Copy out each line featuring the string "this" from the entries beneath.

· · · ·

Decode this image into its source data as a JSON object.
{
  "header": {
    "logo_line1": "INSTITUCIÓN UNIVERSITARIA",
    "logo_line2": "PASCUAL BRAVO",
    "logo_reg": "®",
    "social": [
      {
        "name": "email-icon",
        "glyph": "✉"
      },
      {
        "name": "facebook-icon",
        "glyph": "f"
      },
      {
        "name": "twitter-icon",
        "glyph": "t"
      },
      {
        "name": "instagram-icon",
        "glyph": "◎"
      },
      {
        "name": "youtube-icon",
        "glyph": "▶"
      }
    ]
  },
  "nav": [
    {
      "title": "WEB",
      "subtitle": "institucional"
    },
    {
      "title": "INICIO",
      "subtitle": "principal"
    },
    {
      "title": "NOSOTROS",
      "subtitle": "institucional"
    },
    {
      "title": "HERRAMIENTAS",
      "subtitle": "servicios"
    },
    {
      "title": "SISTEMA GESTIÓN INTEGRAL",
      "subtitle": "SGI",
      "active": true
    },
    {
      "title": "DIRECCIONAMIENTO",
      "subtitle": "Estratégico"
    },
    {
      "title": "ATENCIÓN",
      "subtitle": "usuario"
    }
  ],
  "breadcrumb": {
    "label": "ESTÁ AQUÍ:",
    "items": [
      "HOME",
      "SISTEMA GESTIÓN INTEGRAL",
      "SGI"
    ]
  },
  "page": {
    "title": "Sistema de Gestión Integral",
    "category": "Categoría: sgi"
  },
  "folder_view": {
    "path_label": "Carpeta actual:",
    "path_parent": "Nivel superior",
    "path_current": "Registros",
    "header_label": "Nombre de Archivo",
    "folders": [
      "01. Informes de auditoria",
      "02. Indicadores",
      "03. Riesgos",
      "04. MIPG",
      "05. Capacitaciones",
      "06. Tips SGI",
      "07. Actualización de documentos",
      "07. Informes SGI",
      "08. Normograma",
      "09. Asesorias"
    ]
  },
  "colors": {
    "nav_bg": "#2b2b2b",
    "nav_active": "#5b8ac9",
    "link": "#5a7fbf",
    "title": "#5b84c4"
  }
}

· · · ·

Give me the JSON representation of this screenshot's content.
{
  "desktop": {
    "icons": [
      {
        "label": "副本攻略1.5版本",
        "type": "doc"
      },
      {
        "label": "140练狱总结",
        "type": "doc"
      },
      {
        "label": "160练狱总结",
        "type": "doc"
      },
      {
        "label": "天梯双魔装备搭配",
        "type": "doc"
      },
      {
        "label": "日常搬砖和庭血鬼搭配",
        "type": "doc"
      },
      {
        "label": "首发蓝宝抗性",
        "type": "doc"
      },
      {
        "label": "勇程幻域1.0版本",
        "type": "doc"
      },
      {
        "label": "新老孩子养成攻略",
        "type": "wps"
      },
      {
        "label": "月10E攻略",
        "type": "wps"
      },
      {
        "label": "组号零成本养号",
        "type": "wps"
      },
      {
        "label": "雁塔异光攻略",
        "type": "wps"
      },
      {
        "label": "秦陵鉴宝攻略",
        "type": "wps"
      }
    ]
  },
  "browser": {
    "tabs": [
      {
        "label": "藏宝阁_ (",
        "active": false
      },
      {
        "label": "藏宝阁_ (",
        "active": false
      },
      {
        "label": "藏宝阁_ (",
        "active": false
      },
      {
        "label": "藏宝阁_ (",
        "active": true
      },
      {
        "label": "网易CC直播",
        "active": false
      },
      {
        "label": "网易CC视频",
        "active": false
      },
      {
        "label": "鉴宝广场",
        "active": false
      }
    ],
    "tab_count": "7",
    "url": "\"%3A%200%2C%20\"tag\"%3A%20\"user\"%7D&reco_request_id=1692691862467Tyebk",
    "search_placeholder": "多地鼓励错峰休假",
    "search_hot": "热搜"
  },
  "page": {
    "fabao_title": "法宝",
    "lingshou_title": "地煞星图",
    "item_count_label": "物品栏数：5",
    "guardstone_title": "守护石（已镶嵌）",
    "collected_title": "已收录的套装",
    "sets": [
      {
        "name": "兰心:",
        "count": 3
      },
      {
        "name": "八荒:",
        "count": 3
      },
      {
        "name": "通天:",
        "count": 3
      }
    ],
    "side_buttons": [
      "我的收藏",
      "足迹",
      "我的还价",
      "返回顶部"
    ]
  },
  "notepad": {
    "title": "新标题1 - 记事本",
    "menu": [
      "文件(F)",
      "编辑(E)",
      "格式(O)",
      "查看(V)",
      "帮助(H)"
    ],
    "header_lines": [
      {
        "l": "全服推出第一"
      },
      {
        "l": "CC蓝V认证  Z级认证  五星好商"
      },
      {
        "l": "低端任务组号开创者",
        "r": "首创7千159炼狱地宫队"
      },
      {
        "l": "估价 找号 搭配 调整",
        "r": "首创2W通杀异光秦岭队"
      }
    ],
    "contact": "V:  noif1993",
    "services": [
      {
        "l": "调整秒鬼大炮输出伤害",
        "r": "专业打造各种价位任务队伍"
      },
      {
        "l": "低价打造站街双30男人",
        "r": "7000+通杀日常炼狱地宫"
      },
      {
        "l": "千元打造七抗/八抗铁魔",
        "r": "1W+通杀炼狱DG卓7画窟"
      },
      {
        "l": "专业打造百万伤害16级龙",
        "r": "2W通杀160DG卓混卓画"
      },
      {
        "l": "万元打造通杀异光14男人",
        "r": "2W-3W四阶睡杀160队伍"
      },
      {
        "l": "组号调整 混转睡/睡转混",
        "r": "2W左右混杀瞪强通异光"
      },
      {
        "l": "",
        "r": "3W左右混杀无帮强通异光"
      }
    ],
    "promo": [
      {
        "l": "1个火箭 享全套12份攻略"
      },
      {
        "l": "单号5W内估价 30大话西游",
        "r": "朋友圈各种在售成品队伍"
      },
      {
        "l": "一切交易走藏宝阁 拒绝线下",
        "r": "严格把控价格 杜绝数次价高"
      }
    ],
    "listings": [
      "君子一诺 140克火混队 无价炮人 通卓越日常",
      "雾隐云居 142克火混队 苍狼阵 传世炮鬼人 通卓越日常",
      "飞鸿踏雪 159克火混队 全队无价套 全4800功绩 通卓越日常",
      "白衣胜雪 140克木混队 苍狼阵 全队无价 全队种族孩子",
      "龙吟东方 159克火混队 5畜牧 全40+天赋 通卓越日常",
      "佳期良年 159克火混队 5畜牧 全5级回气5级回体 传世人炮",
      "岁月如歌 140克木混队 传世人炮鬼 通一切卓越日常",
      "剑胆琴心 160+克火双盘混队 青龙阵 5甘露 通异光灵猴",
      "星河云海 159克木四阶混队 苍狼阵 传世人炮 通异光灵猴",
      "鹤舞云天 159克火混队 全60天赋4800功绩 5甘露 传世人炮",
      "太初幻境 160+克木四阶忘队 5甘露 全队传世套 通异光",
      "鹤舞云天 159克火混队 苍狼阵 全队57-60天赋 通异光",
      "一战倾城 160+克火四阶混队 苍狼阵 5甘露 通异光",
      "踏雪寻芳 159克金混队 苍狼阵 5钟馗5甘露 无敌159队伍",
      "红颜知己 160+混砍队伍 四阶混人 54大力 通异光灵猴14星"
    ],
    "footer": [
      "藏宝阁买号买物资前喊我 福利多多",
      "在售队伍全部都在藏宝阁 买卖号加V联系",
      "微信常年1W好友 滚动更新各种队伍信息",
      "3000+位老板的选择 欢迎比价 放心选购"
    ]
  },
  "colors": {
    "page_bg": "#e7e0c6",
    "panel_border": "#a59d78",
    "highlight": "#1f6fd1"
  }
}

· · · ·

Worked answer ::
Decode this image into its source data as a JSON object.
Give me the JSON representation of this screenshot's content.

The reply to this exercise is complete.